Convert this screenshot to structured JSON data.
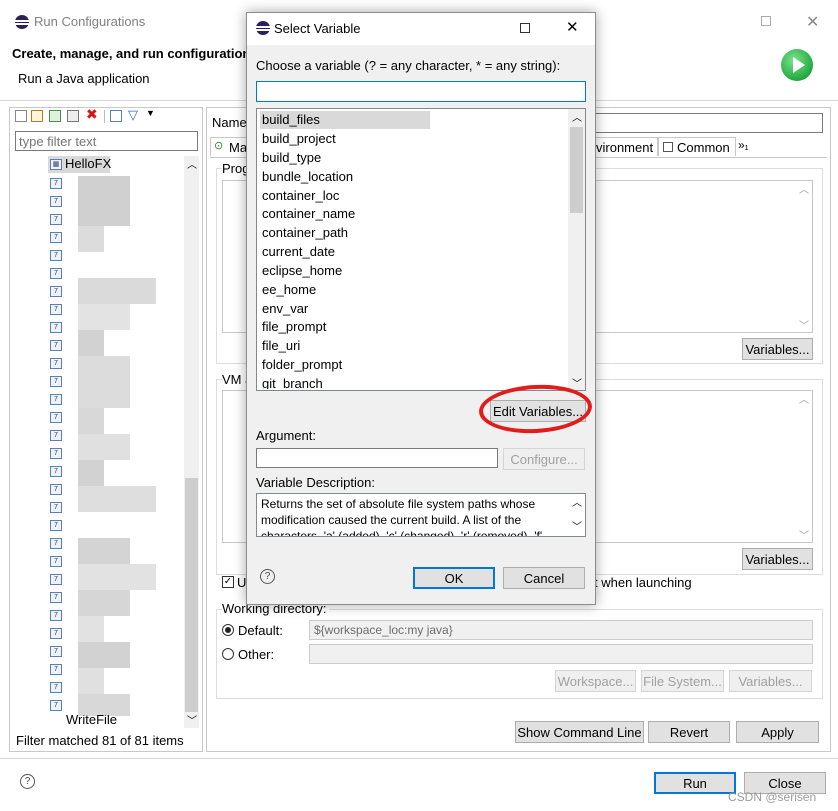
{
  "window": {
    "title": "Run Configurations",
    "heading": "Create, manage, and run configuration",
    "subheading": "Run a Java application"
  },
  "left": {
    "filter_placeholder": "type filter text",
    "tree_root": "HelloFX",
    "tree_last": "WriteFile",
    "filter_status": "Filter matched 81 of 81 items"
  },
  "right": {
    "name_label": "Name:",
    "tabs": [
      "Ma",
      "vironment",
      "Common",
      "»₁"
    ],
    "program_args_label": "Prog",
    "vm_args_label": "VM a",
    "variables_label": "Variables...",
    "use_label": "U",
    "launch_text": "t when launching",
    "working_dir_label": "Working directory:",
    "default_label": "Default:",
    "default_value": "${workspace_loc:my java}",
    "other_label": "Other:",
    "workspace_btn": "Workspace...",
    "filesystem_btn": "File System...",
    "variables_btn": "Variables..."
  },
  "bottom": {
    "show_cmd": "Show Command Line",
    "revert": "Revert",
    "apply": "Apply",
    "run": "Run",
    "close": "Close",
    "watermark": "CSDN @serisen"
  },
  "dialog": {
    "title": "Select Variable",
    "prompt": "Choose a variable (? = any character, * = any string):",
    "variables": [
      "build_files",
      "build_project",
      "build_type",
      "bundle_location",
      "container_loc",
      "container_name",
      "container_path",
      "current_date",
      "eclipse_home",
      "ee_home",
      "env_var",
      "file_prompt",
      "file_uri",
      "folder_prompt",
      "git_branch"
    ],
    "edit_variables": "Edit Variables...",
    "argument_label": "Argument:",
    "configure": "Configure...",
    "description_label": "Variable Description:",
    "description_line1": "Returns the set of absolute file system paths whose",
    "description_line2": "modification caused the current build. A list of the",
    "description_line3": "characters, 'a' (added), 'c' (changed), 'r' (removed), 'f'",
    "ok": "OK",
    "cancel": "Cancel"
  },
  "colors": {
    "selection": "#cce8ff",
    "highlight": "#e21b1b",
    "run_green": "#2db34a"
  }
}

===

> _What is expected_: Retype the whole listing, keeping every line identical and omitting all pictures.

> _Answer to this problem_:
Convert this screenshot to structured JSON data.
{
  "window": {
    "title": "Run Configurations",
    "heading": "Create, manage, and run configuration",
    "subheading": "Run a Java application"
  },
  "left": {
    "filter_placeholder": "type filter text",
    "tree_root": "HelloFX",
    "tree_last": "WriteFile",
    "filter_status": "Filter matched 81 of 81 items"
  },
  "right": {
    "name_label": "Name:",
    "tabs": [
      "Ma",
      "vironment",
      "Common",
      "»₁"
    ],
    "program_args_label": "Prog",
    "vm_args_label": "VM a",
    "variables_label": "Variables...",
    "use_label": "U",
    "launch_text": "t when launching",
    "working_dir_label": "Working directory:",
    "default_label": "Default:",
    "default_value": "${workspace_loc:my java}",
    "other_label": "Other:",
    "workspace_btn": "Workspace...",
    "filesystem_btn": "File System...",
    "variables_btn": "Variables..."
  },
  "bottom": {
    "show_cmd": "Show Command Line",
    "revert": "Revert",
    "apply": "Apply",
    "run": "Run",
    "close": "Close",
    "watermark": "CSDN @serisen"
  },
  "dialog": {
    "title": "Select Variable",
    "prompt": "Choose a variable (? = any character, * = any string):",
    "variables": [
      "build_files",
      "build_project",
      "build_type",
      "bundle_location",
      "container_loc",
      "container_name",
      "container_path",
      "current_date",
      "eclipse_home",
      "ee_home",
      "env_var",
      "file_prompt",
      "file_uri",
      "folder_prompt",
      "git_branch"
    ],
    "edit_variables": "Edit Variables...",
    "argument_label": "Argument:",
    "configure": "Configure...",
    "description_label": "Variable Description:",
    "description_line1": "Returns the set of absolute file system paths whose",
    "description_line2": "modification caused the current build. A list of the",
    "description_line3": "characters, 'a' (added), 'c' (changed), 'r' (removed), 'f'",
    "ok": "OK",
    "cancel": "Cancel"
  },
  "colors": {
    "selection": "#cce8ff",
    "highlight": "#e21b1b",
    "run_green": "#2db34a"
  }
}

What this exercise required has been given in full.